### Supplied data
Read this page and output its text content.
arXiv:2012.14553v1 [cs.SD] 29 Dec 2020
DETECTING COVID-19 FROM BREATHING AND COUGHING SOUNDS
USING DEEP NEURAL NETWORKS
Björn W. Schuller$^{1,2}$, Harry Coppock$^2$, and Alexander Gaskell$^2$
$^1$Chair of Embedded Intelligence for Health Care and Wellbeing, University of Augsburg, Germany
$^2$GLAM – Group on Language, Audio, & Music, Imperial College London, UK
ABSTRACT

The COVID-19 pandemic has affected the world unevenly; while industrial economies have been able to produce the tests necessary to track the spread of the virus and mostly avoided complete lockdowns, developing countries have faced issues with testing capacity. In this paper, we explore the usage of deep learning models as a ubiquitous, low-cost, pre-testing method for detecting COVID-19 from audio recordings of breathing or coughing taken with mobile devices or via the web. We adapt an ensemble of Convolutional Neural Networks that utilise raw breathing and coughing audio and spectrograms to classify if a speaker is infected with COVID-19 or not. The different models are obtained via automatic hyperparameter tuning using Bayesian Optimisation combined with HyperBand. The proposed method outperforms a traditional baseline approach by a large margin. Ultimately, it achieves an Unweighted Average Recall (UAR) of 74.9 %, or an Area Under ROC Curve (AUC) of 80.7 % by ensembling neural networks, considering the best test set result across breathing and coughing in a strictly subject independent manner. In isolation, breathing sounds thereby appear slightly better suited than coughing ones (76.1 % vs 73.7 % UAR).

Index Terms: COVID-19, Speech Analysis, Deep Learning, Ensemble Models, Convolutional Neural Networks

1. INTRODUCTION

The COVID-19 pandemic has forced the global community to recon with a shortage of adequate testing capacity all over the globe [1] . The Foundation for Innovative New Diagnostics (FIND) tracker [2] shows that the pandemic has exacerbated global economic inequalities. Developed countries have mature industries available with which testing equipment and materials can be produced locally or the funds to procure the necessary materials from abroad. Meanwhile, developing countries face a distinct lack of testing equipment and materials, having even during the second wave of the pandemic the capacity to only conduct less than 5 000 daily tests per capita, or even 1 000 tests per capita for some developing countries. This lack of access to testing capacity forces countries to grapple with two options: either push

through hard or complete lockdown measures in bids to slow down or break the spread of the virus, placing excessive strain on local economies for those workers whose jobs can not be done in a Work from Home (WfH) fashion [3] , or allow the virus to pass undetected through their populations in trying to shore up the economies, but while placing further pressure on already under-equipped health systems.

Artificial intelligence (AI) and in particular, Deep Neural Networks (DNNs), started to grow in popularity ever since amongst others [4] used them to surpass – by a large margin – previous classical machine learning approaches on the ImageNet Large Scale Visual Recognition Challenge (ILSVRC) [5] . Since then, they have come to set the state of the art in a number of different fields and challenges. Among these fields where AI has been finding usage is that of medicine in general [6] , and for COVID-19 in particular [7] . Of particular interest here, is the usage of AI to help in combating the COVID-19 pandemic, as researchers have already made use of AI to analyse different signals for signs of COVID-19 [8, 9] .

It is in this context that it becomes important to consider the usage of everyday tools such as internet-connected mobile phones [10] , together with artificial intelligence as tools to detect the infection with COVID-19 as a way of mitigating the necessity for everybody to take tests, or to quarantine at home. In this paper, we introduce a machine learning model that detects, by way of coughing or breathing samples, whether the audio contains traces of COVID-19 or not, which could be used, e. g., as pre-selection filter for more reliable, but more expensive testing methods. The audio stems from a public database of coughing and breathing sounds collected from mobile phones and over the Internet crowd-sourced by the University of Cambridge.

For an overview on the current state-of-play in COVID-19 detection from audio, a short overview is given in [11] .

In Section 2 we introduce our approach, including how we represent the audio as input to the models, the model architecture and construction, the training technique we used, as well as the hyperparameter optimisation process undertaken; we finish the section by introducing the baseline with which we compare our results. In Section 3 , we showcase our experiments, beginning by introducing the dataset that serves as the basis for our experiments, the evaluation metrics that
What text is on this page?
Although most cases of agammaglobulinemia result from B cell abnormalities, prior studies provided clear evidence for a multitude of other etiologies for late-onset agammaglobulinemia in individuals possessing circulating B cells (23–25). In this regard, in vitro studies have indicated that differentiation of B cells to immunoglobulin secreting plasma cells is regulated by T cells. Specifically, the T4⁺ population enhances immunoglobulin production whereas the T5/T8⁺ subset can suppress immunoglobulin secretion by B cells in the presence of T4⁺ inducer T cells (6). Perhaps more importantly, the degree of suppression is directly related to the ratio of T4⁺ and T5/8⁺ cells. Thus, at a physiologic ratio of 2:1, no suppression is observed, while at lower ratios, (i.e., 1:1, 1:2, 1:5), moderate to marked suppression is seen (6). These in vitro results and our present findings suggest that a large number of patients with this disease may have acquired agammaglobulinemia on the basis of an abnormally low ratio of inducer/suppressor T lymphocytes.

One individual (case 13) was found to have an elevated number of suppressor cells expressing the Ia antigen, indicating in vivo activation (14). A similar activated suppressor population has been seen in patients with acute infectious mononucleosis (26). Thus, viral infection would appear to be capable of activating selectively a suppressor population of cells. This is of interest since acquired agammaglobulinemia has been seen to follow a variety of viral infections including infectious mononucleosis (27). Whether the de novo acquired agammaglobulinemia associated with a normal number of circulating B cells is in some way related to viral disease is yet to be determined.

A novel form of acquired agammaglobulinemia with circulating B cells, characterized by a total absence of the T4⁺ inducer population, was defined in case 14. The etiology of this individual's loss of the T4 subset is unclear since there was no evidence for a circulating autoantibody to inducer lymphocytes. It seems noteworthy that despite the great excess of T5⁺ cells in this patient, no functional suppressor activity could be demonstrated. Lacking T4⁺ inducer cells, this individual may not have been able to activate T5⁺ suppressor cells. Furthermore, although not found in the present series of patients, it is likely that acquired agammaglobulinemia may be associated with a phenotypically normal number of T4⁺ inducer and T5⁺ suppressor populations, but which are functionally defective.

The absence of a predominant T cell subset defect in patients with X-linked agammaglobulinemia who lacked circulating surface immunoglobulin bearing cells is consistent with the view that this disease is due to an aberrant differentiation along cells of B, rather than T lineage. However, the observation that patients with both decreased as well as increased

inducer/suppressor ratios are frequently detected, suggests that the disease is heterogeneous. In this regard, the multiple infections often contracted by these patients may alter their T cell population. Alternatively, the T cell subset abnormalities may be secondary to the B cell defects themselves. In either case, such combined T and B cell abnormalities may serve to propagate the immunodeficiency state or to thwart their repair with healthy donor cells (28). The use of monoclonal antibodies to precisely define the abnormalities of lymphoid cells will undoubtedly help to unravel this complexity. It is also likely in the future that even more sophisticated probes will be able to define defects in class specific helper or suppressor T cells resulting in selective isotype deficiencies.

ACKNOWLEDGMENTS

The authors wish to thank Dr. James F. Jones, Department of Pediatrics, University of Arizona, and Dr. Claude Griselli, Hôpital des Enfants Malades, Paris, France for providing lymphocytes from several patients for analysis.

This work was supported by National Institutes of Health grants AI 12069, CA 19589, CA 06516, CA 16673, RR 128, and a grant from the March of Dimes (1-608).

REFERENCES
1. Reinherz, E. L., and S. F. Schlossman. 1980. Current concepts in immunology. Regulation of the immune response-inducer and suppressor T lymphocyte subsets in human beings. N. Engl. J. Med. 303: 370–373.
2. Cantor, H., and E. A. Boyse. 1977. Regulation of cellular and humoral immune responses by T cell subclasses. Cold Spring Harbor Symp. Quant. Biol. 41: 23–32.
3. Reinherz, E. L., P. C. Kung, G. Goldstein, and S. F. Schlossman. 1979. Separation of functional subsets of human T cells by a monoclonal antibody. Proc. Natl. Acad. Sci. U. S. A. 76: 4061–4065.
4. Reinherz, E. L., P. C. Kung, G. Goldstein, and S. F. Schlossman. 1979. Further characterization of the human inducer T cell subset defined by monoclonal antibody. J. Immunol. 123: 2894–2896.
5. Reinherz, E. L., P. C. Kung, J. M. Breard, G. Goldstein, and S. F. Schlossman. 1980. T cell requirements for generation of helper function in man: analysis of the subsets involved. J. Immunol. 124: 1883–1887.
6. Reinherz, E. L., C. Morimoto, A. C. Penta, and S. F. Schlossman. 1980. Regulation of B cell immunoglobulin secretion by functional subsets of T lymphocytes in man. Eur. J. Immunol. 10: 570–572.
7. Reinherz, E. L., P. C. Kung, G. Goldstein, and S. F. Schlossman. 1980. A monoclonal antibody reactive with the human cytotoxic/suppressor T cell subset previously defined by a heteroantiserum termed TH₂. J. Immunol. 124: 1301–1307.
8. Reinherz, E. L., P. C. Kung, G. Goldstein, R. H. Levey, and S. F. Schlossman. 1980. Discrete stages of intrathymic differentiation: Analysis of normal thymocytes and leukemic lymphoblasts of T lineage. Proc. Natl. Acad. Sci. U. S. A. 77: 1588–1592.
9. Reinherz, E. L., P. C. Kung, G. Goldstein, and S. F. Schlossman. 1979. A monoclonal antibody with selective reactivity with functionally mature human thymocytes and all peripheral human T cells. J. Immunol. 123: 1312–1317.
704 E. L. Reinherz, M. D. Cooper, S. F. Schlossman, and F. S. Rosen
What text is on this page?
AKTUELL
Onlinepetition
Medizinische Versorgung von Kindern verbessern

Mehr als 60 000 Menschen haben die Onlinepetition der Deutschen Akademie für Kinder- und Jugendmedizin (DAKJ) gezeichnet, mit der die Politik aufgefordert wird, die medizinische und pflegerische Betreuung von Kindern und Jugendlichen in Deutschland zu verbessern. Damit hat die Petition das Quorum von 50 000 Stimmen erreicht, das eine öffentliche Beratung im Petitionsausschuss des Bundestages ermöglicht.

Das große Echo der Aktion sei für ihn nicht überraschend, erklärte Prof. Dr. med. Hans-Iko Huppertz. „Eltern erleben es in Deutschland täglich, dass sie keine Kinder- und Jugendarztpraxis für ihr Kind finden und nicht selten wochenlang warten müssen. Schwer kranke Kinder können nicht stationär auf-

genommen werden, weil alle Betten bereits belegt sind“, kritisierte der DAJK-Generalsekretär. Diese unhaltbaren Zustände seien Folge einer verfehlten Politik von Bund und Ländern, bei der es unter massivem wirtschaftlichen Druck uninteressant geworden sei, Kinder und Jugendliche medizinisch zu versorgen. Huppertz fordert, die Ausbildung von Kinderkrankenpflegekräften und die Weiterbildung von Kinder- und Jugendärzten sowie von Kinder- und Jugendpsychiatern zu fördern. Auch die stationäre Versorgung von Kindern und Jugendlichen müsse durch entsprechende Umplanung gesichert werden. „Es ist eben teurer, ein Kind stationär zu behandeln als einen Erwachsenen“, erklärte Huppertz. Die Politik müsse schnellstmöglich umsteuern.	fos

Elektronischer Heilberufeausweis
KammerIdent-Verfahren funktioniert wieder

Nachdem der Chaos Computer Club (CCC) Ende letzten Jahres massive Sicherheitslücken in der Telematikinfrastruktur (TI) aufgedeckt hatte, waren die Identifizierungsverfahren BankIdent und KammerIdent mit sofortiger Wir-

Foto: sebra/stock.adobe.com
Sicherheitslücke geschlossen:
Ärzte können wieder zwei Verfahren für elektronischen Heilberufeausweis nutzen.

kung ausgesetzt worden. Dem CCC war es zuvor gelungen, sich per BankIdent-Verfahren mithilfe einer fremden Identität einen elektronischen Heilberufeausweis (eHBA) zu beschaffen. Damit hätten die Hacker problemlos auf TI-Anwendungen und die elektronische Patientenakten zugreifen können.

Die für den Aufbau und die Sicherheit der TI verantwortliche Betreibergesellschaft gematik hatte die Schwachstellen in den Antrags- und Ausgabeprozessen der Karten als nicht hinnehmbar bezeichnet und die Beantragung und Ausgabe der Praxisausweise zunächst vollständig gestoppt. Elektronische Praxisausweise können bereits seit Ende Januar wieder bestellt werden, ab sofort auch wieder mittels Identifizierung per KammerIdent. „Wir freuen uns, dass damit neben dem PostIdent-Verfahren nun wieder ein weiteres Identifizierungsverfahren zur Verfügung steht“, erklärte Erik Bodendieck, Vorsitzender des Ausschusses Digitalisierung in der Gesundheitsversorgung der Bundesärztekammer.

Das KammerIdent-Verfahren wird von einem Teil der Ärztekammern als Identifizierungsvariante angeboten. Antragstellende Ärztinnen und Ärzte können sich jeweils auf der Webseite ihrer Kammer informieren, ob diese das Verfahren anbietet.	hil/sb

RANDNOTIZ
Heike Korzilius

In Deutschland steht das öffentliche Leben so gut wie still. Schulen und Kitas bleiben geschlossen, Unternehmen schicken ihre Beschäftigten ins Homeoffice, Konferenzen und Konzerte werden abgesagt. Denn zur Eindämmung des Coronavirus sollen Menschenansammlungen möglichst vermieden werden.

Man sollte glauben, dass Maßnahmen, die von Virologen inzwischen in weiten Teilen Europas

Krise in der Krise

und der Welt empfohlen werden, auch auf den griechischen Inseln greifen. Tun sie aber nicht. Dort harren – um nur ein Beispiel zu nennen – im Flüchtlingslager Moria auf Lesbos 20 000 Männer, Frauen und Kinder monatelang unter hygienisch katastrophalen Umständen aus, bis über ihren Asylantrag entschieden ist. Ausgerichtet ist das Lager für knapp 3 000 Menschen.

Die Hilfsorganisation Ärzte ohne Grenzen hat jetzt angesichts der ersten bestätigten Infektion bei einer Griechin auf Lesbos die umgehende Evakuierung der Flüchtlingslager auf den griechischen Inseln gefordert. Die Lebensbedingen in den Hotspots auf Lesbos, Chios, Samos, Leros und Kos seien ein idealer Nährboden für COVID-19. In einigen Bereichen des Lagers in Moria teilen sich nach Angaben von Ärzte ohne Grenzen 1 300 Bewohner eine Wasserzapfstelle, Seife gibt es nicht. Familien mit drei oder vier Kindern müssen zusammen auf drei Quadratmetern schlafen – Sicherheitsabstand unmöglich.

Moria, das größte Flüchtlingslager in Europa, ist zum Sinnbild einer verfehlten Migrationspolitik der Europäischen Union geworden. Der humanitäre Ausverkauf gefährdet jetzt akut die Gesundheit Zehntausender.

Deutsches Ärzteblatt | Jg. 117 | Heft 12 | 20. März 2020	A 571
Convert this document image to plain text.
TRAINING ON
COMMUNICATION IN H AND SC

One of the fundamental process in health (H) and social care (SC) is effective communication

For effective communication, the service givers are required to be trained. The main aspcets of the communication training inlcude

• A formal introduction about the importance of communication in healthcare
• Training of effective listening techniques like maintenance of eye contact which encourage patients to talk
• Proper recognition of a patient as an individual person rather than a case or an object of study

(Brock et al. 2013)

### What the exercise asks
Scan the material line by line and report each one that contains "functionally".

### Expected answer
A novel form of acquired agammaglobulinemia with circulating B cells, characterized by a total absence of the T4⁺ inducer population, was defined in case 14. The etiology of this individual's loss of the T4 subset is unclear since there was no evidence for a circulating autoantibody to inducer lymphocytes. It seems noteworthy that despite the great excess of T5⁺ cells in this patient, no functional suppressor activity could be demonstrated. Lacking T4⁺ inducer cells, this individual may not have been able to activate T5⁺ suppressor cells. Furthermore, although not found in the present series of patients, it is likely that acquired agammaglobulinemia may be associated with a phenotypically normal number of T4⁺ inducer and T5⁺ suppressor populations, but which are functionally defective.
9. Reinherz, E. L., P. C. Kung, G. Goldstein, and S. F. Schlossman. 1979. A monoclonal antibody with selective reactivity with functionally mature human thymocytes and all peripheral human T cells. J. Immunol. 123: 1312–1317.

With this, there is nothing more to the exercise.